** start of Input **
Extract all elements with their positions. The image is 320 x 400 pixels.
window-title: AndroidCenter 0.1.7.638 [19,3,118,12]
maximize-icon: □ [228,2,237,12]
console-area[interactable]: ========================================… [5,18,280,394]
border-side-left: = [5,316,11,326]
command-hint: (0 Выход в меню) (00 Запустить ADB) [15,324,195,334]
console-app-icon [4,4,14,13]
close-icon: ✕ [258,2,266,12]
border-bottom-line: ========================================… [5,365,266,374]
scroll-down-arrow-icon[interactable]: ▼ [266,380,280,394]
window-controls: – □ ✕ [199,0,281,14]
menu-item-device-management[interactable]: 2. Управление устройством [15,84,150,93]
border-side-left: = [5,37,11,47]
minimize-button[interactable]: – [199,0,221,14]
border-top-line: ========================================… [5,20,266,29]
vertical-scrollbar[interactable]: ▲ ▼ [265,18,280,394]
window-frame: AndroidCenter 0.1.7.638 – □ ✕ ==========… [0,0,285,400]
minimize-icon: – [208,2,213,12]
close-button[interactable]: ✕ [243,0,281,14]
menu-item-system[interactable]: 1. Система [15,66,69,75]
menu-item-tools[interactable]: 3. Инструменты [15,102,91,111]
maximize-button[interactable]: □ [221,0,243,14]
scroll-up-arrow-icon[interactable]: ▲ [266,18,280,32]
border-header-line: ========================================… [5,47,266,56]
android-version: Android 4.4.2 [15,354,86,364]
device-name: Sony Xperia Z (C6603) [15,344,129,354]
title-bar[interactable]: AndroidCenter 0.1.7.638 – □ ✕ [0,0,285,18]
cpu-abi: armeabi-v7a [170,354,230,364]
** end of Input **
• **Your objective**
Substitute "border-left-edge" for every occurrence of "border-side-left" in the material above, and write the material out again with nothing else altered.

• **Solution for this problem**
Extract all elements with their positions. The image is 320 x 400 pixels.
window-title: AndroidCenter 0.1.7.638 [19,3,118,12]
maximize-icon: □ [228,2,237,12]
console-area[interactable]: ========================================… [5,18,280,394]
border-left-edge: = [5,316,11,326]
command-hint: (0 Выход в меню) (00 Запустить ADB) [15,324,195,334]
console-app-icon [4,4,14,13]
close-icon: ✕ [258,2,266,12]
border-bottom-line: ========================================… [5,365,266,374]
scroll-down-arrow-icon[interactable]: ▼ [266,380,280,394]
window-controls: – □ ✕ [199,0,281,14]
menu-item-device-management[interactable]: 2. Управление устройством [15,84,150,93]
border-left-edge: = [5,37,11,47]
minimize-button[interactable]: – [199,0,221,14]
border-top-line: ========================================… [5,20,266,29]
vertical-scrollbar[interactable]: ▲ ▼ [265,18,280,394]
window-frame: AndroidCenter 0.1.7.638 – □ ✕ ==========… [0,0,285,400]
minimize-icon: – [208,2,213,12]
close-button[interactable]: ✕ [243,0,281,14]
menu-item-system[interactable]: 1. Система [15,66,69,75]
menu-item-tools[interactable]: 3. Инструменты [15,102,91,111]
maximize-button[interactable]: □ [221,0,243,14]
scroll-up-arrow-icon[interactable]: ▲ [266,18,280,32]
border-header-line: ========================================… [5,47,266,56]
android-version: Android 4.4.2 [15,354,86,364]
device-name: Sony Xperia Z (C6603) [15,344,129,354]
title-bar[interactable]: AndroidCenter 0.1.7.638 – □ ✕ [0,0,285,18]
cpu-abi: armeabi-v7a [170,354,230,364]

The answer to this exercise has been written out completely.